== TEXT PROVIDED ==
# # # #

To find the lengths (and not only the length ratio) we need more information. The standard for the A series of paper formats states that the area of A0 is \(1 \mathrm{~m}^{2}\). So we can set up a spreadsheet formula for area \(=\) length. lenght. \(\sqrt{\tfrac{1}{2}}\) and use Goal seek to change the value of length until the area is 1. Similar considerations can be used to compute the Golden Ratio.

5. The Golden Ratio

We start with a rectangle and create a larger rectangle by adding a square at the longer edge of the rectangle.

We want the larger rectangle to have the same edge length ratio as the smaller one.

We can check this with putting the smaller rectangle on top of the larger triangle. The edge length ratio is the same if the corner of the smaller rectangle lies on the diagonal of the larger rectangle.

The table for the length ratios is

Using 1 as fixed short length and declaring long edge as the changeable value we can use Goal seek to find a value for the long edge which makes the difference between the values in the last column 0.

This solution is the numerical value for the Golden Ratio.

Geometric sequences and series

Geometric sequences can be implemented in spreadsheet very easily. Writing all the elements of a sequence in a column we see that any element (except the top one) is the previous element multiplied with a constant.

A formula referring to the value above and a constant is easily implemented by a spreadsheet.

The geometric series is the running sum of the geometric sequence and it also can be implemented with spreadsheets in a very natural way.

Dynamic systems

The balance of a savings account can be seen as a dynamic system.

The system variable balance changes over time according to fixed rules.

Setting up for each period a row in a spreadsheet table we can model the system by computing the new balance from the previous balance. So compound interest calculations are recursive in a very natural way and spreadsheets are especially helpful in illustrating this fact.

More examples can be found Neuwirth und Arganbright (2003).

# # # #

== DATA EXTRACTS ==
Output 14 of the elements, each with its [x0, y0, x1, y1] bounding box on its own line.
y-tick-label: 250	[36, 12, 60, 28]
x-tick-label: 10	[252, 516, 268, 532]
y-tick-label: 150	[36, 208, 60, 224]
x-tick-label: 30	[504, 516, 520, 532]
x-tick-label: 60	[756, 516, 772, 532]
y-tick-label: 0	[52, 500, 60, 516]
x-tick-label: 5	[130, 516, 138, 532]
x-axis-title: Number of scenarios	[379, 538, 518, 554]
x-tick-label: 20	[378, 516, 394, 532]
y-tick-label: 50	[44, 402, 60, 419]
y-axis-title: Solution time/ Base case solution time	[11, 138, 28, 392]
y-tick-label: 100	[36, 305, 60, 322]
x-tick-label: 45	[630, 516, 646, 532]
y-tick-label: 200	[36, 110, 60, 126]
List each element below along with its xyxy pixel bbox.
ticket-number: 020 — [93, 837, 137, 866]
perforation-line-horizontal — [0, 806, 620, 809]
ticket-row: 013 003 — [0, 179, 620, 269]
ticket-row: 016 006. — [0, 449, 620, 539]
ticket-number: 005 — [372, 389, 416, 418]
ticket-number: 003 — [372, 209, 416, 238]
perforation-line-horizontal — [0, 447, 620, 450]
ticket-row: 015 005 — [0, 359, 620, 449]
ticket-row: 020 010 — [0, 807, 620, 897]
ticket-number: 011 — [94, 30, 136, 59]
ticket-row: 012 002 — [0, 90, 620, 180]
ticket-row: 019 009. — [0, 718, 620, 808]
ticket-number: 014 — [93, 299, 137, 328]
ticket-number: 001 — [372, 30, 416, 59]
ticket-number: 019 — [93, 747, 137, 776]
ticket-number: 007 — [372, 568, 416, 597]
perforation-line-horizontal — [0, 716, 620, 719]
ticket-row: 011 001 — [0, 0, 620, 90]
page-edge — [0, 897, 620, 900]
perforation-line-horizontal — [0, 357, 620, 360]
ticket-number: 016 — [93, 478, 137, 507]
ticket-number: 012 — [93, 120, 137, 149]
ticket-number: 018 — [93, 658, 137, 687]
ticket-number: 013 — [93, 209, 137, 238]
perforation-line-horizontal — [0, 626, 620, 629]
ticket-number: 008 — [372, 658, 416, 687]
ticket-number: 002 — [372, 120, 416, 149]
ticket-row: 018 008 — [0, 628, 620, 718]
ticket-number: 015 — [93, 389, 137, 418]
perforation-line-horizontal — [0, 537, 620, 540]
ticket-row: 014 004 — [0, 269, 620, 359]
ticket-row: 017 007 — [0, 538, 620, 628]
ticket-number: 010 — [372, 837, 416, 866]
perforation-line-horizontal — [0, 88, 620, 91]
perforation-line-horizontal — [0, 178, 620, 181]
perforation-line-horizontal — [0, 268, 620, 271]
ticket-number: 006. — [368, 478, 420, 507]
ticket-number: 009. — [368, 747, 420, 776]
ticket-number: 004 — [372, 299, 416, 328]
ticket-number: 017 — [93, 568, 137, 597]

# # # #

== YOUR TASK ==
Please copy the part of the spreadsheet text above between "The geometric series" and "illustrating this fact.", inclusive, word for word.

== TASK OUTPUT ==
The geometric series is the running sum of the geometric sequence and it also can be implemented with spreadsheets in a very natural way.

Dynamic systems

The balance of a savings account can be seen as a dynamic system.

The system variable balance changes over time according to fixed rules.

Setting up for each period a row in a spreadsheet table we can model the system by computing the new balance from the previous balance. So compound interest calculations are recursive in a very natural way and spreadsheets are especially helpful in illustrating this fact.